* START RAW DATA *

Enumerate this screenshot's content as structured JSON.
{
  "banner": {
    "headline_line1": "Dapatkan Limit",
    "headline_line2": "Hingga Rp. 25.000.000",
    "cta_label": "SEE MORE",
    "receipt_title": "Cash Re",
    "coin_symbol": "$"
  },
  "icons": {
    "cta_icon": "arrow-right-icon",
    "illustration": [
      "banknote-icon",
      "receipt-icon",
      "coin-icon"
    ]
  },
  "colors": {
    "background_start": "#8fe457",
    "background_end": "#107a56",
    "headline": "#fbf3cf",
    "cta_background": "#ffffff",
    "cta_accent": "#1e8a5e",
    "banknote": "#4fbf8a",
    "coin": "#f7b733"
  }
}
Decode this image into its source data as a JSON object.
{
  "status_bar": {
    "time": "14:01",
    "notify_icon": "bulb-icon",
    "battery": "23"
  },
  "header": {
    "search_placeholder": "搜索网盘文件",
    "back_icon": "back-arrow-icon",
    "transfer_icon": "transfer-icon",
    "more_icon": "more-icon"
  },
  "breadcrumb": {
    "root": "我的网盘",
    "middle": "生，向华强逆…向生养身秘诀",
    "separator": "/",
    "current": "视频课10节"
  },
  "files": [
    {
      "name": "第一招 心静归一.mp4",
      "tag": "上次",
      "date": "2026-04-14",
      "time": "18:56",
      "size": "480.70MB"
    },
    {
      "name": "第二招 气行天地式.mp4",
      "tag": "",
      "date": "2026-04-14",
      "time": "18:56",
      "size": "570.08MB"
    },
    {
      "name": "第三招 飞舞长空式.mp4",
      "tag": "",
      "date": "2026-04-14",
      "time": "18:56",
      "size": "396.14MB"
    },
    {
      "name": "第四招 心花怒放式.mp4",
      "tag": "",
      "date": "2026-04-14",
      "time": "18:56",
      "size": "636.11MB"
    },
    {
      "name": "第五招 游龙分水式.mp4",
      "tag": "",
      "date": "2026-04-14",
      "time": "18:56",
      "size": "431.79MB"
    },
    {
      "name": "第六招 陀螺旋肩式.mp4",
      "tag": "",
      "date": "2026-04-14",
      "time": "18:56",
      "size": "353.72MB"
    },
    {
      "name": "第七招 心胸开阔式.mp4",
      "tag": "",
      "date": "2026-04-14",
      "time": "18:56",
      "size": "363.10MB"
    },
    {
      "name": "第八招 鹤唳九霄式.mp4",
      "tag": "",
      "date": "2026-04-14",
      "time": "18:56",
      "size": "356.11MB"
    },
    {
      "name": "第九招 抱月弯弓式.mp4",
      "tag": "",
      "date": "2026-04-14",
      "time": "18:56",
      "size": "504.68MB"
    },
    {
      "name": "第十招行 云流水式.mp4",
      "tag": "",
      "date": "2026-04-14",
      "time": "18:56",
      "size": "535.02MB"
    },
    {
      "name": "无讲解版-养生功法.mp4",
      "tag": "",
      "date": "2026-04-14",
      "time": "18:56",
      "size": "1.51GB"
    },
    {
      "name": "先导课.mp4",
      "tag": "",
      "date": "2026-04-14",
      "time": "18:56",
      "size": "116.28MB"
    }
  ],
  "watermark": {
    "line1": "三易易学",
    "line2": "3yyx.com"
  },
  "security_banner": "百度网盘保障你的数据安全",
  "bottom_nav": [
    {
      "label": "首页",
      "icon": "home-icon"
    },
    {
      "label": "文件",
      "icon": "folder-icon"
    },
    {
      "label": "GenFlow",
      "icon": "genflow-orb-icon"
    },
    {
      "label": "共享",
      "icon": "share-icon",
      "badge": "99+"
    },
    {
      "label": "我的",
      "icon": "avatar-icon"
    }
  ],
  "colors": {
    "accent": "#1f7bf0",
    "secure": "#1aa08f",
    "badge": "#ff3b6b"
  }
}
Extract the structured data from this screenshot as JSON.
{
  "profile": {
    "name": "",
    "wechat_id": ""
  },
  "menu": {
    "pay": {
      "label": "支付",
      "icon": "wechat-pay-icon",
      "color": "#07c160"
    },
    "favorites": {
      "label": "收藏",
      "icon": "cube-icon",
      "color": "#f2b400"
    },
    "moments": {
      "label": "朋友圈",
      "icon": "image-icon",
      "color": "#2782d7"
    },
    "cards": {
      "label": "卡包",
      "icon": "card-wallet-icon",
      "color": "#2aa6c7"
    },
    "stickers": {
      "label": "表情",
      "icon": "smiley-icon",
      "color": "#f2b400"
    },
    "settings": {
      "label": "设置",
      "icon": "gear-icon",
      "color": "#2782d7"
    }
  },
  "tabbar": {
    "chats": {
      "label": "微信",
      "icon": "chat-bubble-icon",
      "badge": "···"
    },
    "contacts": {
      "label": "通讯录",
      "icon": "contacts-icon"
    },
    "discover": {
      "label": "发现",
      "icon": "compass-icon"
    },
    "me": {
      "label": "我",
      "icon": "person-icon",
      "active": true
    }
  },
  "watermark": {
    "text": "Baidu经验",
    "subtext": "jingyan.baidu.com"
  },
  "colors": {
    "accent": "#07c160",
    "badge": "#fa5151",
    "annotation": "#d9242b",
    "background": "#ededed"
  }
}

* END RAW DATA *

YOUR OBJECTIVE:
Reproduce all the records precisely.

SOLUTION:
Enumerate this screenshot's content as structured JSON.
{
  "banner": {
    "headline_line1": "Dapatkan Limit",
    "headline_line2": "Hingga Rp. 25.000.000",
    "cta_label": "SEE MORE",
    "receipt_title": "Cash Re",
    "coin_symbol": "$"
  },
  "icons": {
    "cta_icon": "arrow-right-icon",
    "illustration": [
      "banknote-icon",
      "receipt-icon",
      "coin-icon"
    ]
  },
  "colors": {
    "background_start": "#8fe457",
    "background_end": "#107a56",
    "headline": "#fbf3cf",
    "cta_background": "#ffffff",
    "cta_accent": "#1e8a5e",
    "banknote": "#4fbf8a",
    "coin": "#f7b733"
  }
}
Decode this image into its source data as a JSON object.
{
  "status_bar": {
    "time": "14:01",
    "notify_icon": "bulb-icon",
    "battery": "23"
  },
  "header": {
    "search_placeholder": "搜索网盘文件",
    "back_icon": "back-arrow-icon",
    "transfer_icon": "transfer-icon",
    "more_icon": "more-icon"
  },
  "breadcrumb": {
    "root": "我的网盘",
    "middle": "生，向华强逆…向生养身秘诀",
    "separator": "/",
    "current": "视频课10节"
  },
  "files": [
    {
      "name": "第一招 心静归一.mp4",
      "tag": "上次",
      "date": "2026-04-14",
      "time": "18:56",
      "size": "480.70MB"
    },
    {
      "name": "第二招 气行天地式.mp4",
      "tag": "",
      "date": "2026-04-14",
      "time": "18:56",
      "size": "570.08MB"
    },
    {
      "name": "第三招 飞舞长空式.mp4",
      "tag": "",
      "date": "2026-04-14",
      "time": "18:56",
      "size": "396.14MB"
    },
    {
      "name": "第四招 心花怒放式.mp4",
      "tag": "",
      "date": "2026-04-14",
      "time": "18:56",
      "size": "636.11MB"
    },
    {
      "name": "第五招 游龙分水式.mp4",
      "tag": "",
      "date": "2026-04-14",
      "time": "18:56",
      "size": "431.79MB"
    },
    {
      "name": "第六招 陀螺旋肩式.mp4",
      "tag": "",
      "date": "2026-04-14",
      "time": "18:56",
      "size": "353.72MB"
    },
    {
      "name": "第七招 心胸开阔式.mp4",
      "tag": "",
      "date": "2026-04-14",
      "time": "18:56",
      "size": "363.10MB"
    },
    {
      "name": "第八招 鹤唳九霄式.mp4",
      "tag": "",
      "date": "2026-04-14",
      "time": "18:56",
      "size": "356.11MB"
    },
    {
      "name": "第九招 抱月弯弓式.mp4",
      "tag": "",
      "date": "2026-04-14",
      "time": "18:56",
      "size": "504.68MB"
    },
    {
      "name": "第十招行 云流水式.mp4",
      "tag": "",
      "date": "2026-04-14",
      "time": "18:56",
      "size": "535.02MB"
    },
    {
      "name": "无讲解版-养生功法.mp4",
      "tag": "",
      "date": "2026-04-14",
      "time": "18:56",
      "size": "1.51GB"
    },
    {
      "name": "先导课.mp4",
      "tag": "",
      "date": "2026-04-14",
      "time": "18:56",
      "size": "116.28MB"
    }
  ],
  "watermark": {
    "line1": "三易易学",
    "line2": "3yyx.com"
  },
  "security_banner": "百度网盘保障你的数据安全",
  "bottom_nav": [
    {
      "label": "首页",
      "icon": "home-icon"
    },
    {
      "label": "文件",
      "icon": "folder-icon"
    },
    {
      "label": "GenFlow",
      "icon": "genflow-orb-icon"
    },
    {
      "label": "共享",
      "icon": "share-icon",
      "badge": "99+"
    },
    {
      "label": "我的",
      "icon": "avatar-icon"
    }
  ],
  "colors": {
    "accent": "#1f7bf0",
    "secure": "#1aa08f",
    "badge": "#ff3b6b"
  }
}
Extract the structured data from this screenshot as JSON.
{
  "profile": {
    "name": "",
    "wechat_id": ""
  },
  "menu": {
    "pay": {
      "label": "支付",
      "icon": "wechat-pay-icon",
      "color": "#07c160"
    },
    "favorites": {
      "label": "收藏",
      "icon": "cube-icon",
      "color": "#f2b400"
    },
    "moments": {
      "label": "朋友圈",
      "icon": "image-icon",
      "color": "#2782d7"
    },
    "cards": {
      "label": "卡包",
      "icon": "card-wallet-icon",
      "color": "#2aa6c7"
    },
    "stickers": {
      "label": "表情",
      "icon": "smiley-icon",
      "color": "#f2b400"
    },
    "settings": {
      "label": "设置",
      "icon": "gear-icon",
      "color": "#2782d7"
    }
  },
  "tabbar": {
    "chats": {
      "label": "微信",
      "icon": "chat-bubble-icon",
      "badge": "···"
    },
    "contacts": {
      "label": "通讯录",
      "icon": "contacts-icon"
    },
    "discover": {
      "label": "发现",
      "icon": "compass-icon"
    },
    "me": {
      "label": "我",
      "icon": "person-icon",
      "active": true
    }
  },
  "watermark": {
    "text": "Baidu经验",
    "subtext": "jingyan.baidu.com"
  },
  "colors": {
    "accent": "#07c160",
    "badge": "#fa5151",
    "annotation": "#d9242b",
    "background": "#ededed"
  }
}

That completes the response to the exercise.